--- EXERCISE AIM ---
Write the listing below out again exactly, dropping the images.
** Start STORED ROWS **
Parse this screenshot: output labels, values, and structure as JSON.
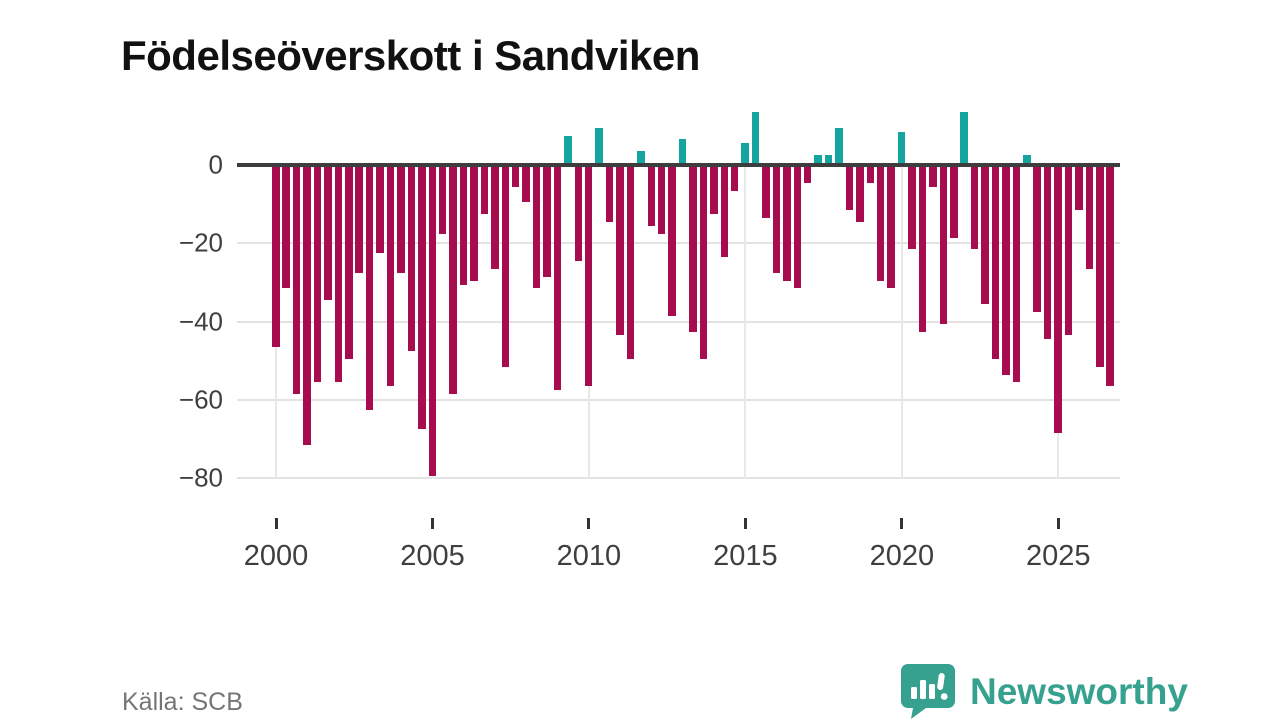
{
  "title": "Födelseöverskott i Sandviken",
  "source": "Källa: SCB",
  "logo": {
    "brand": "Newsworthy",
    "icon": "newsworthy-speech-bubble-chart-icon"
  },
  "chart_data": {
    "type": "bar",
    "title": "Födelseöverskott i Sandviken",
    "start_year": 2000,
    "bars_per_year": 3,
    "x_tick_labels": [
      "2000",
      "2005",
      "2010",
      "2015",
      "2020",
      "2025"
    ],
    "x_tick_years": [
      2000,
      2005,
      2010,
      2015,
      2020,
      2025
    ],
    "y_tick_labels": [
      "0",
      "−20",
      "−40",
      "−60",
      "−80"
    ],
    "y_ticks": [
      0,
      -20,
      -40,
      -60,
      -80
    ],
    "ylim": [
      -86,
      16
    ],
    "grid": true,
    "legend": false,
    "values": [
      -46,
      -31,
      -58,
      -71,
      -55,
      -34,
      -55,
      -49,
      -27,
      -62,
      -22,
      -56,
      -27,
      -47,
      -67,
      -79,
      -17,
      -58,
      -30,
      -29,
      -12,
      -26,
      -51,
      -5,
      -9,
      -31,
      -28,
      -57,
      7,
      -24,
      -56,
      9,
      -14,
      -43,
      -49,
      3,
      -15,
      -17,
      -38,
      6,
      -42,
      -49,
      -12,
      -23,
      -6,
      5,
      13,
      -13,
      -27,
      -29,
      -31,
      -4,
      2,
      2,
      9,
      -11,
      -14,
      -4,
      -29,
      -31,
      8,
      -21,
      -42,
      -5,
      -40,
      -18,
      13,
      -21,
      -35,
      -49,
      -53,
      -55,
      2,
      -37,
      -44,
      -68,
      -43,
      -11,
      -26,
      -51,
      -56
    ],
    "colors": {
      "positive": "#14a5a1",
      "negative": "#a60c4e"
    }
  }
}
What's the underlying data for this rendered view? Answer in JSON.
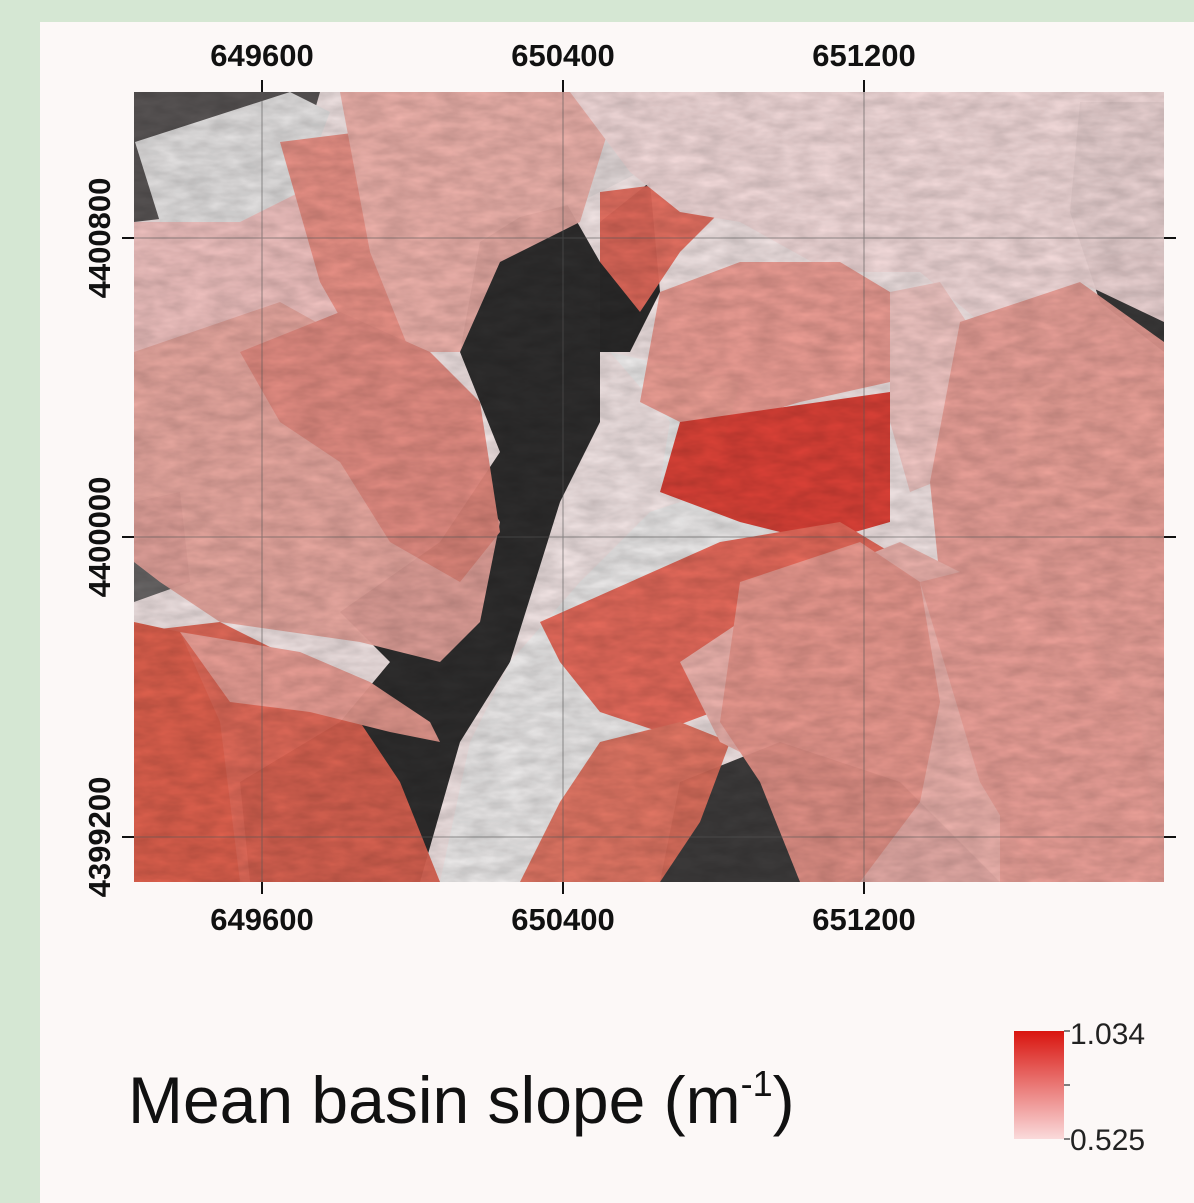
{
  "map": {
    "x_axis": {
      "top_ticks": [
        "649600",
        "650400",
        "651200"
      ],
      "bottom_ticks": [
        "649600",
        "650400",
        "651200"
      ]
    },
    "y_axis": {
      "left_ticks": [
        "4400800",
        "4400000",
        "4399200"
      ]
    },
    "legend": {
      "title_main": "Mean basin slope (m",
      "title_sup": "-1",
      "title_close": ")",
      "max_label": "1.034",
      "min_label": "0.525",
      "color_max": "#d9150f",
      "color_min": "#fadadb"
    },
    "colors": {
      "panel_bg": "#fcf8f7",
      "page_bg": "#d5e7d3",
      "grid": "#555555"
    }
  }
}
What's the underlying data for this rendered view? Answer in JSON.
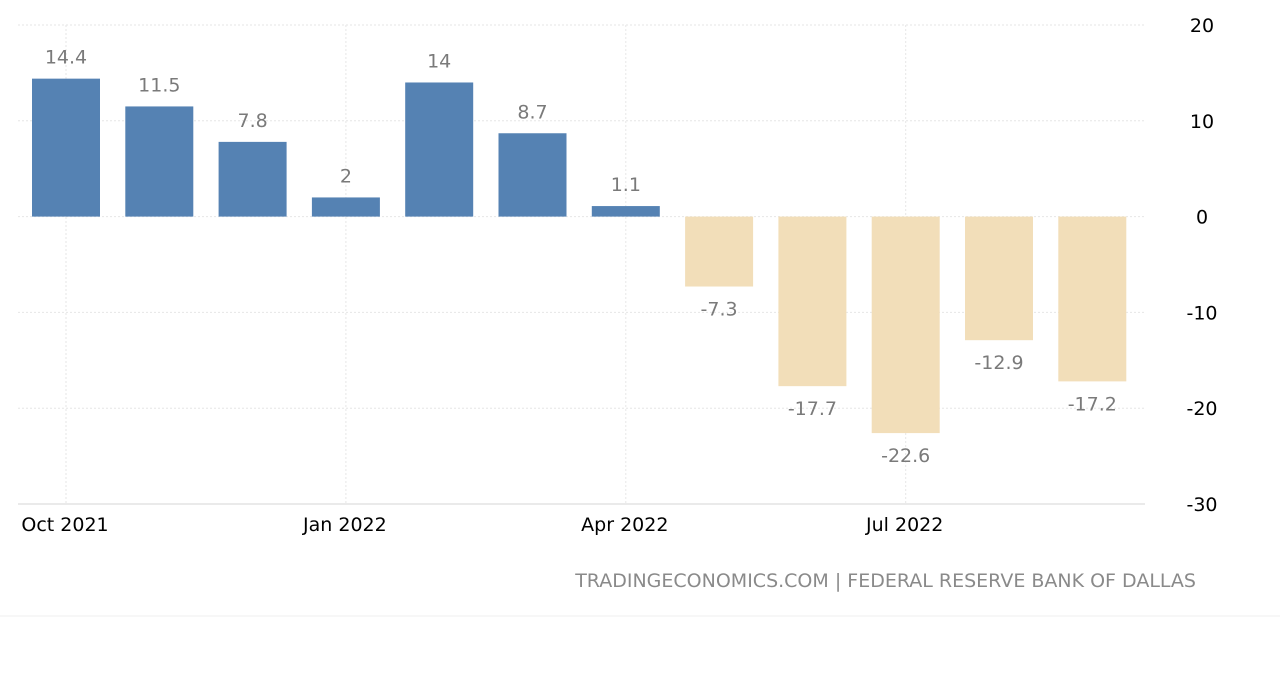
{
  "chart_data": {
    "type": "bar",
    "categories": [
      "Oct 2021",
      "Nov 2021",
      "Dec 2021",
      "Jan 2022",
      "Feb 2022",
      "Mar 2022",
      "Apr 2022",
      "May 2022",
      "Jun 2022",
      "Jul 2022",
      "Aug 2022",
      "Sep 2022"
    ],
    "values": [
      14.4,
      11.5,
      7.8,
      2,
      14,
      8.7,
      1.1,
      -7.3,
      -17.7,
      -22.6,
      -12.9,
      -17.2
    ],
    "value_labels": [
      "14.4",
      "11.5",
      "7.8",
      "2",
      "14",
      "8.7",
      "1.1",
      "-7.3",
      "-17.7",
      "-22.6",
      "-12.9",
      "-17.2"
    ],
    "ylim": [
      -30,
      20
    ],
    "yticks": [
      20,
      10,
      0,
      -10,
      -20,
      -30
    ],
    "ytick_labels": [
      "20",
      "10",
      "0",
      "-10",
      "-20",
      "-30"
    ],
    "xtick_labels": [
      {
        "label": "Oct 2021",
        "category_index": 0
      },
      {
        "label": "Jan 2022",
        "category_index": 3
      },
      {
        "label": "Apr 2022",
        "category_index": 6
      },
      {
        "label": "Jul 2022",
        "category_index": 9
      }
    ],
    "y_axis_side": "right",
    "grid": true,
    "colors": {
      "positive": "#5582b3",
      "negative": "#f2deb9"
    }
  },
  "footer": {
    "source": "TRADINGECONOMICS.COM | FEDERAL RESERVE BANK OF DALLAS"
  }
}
** End STORED ROWS **
--- SOLUTION FOR THIS PROBLEM ---
Parse this screenshot: output labels, values, and structure as JSON.
{
  "title": "Födelseöverskott i Sandviken",
  "source": "Källa: SCB",
  "logo": {
    "brand": "Newsworthy",
    "icon": "newsworthy-speech-bubble-chart-icon"
  },
  "chart_data": {
    "type": "bar",
    "title": "Födelseöverskott i Sandviken",
    "start_year": 2000,
    "bars_per_year": 3,
    "x_tick_labels": [
      "2000",
      "2005",
      "2010",
      "2015",
      "2020",
      "2025"
    ],
    "x_tick_years": [
      2000,
      2005,
      2010,
      2015,
      2020,
      2025
    ],
    "y_tick_labels": [
      "0",
      "−20",
      "−40",
      "−60",
      "−80"
    ],
    "y_ticks": [
      0,
      -20,
      -40,
      -60,
      -80
    ],
    "ylim": [
      -86,
      16
    ],
    "grid": true,
    "legend": false,
    "values": [
      -46,
      -31,
      -58,
      -71,
      -55,
      -34,
      -55,
      -49,
      -27,
      -62,
      -22,
      -56,
      -27,
      -47,
      -67,
      -79,
      -17,
      -58,
      -30,
      -29,
      -12,
      -26,
      -51,
      -5,
      -9,
      -31,
      -28,
      -57,
      7,
      -24,
      -56,
      9,
      -14,
      -43,
      -49,
      3,
      -15,
      -17,
      -38,
      6,
      -42,
      -49,
      -12,
      -23,
      -6,
      5,
      13,
      -13,
      -27,
      -29,
      -31,
      -4,
      2,
      2,
      9,
      -11,
      -14,
      -4,
      -29,
      -31,
      8,
      -21,
      -42,
      -5,
      -40,
      -18,
      13,
      -21,
      -35,
      -49,
      -53,
      -55,
      2,
      -37,
      -44,
      -68,
      -43,
      -11,
      -26,
      -51,
      -56
    ],
    "colors": {
      "positive": "#14a5a1",
      "negative": "#a60c4e"
    }
  }
}
What's the underlying data for this rendered view? Answer in JSON.
{
  "map": {
    "x_axis": {
      "top_ticks": [
        "649600",
        "650400",
        "651200"
      ],
      "bottom_ticks": [
        "649600",
        "650400",
        "651200"
      ]
    },
    "y_axis": {
      "left_ticks": [
        "4400800",
        "4400000",
        "4399200"
      ]
    },
    "legend": {
      "title_main": "Mean basin slope (m",
      "title_sup": "-1",
      "title_close": ")",
      "max_label": "1.034",
      "min_label": "0.525",
      "color_max": "#d9150f",
      "color_min": "#fadadb"
    },
    "colors": {
      "panel_bg": "#fcf8f7",
      "page_bg": "#d5e7d3",
      "grid": "#555555"
    }
  }
}
What's the underlying data for this rendered view? Answer in JSON.
{
  "chart_data": {
    "type": "bar",
    "categories": [
      "Oct 2021",
      "Nov 2021",
      "Dec 2021",
      "Jan 2022",
      "Feb 2022",
      "Mar 2022",
      "Apr 2022",
      "May 2022",
      "Jun 2022",
      "Jul 2022",
      "Aug 2022",
      "Sep 2022"
    ],
    "values": [
      14.4,
      11.5,
      7.8,
      2,
      14,
      8.7,
      1.1,
      -7.3,
      -17.7,
      -22.6,
      -12.9,
      -17.2
    ],
    "value_labels": [
      "14.4",
      "11.5",
      "7.8",
      "2",
      "14",
      "8.7",
      "1.1",
      "-7.3",
      "-17.7",
      "-22.6",
      "-12.9",
      "-17.2"
    ],
    "ylim": [
      -30,
      20
    ],
    "yticks": [
      20,
      10,
      0,
      -10,
      -20,
      -30
    ],
    "ytick_labels": [
      "20",
      "10",
      "0",
      "-10",
      "-20",
      "-30"
    ],
    "xtick_labels": [
      {
        "label": "Oct 2021",
        "category_index": 0
      },
      {
        "label": "Jan 2022",
        "category_index": 3
      },
      {
        "label": "Apr 2022",
        "category_index": 6
      },
      {
        "label": "Jul 2022",
        "category_index": 9
      }
    ],
    "y_axis_side": "right",
    "grid": true,
    "colors": {
      "positive": "#5582b3",
      "negative": "#f2deb9"
    }
  },
  "footer": {
    "source": "TRADINGECONOMICS.COM | FEDERAL RESERVE BANK OF DALLAS"
  }
}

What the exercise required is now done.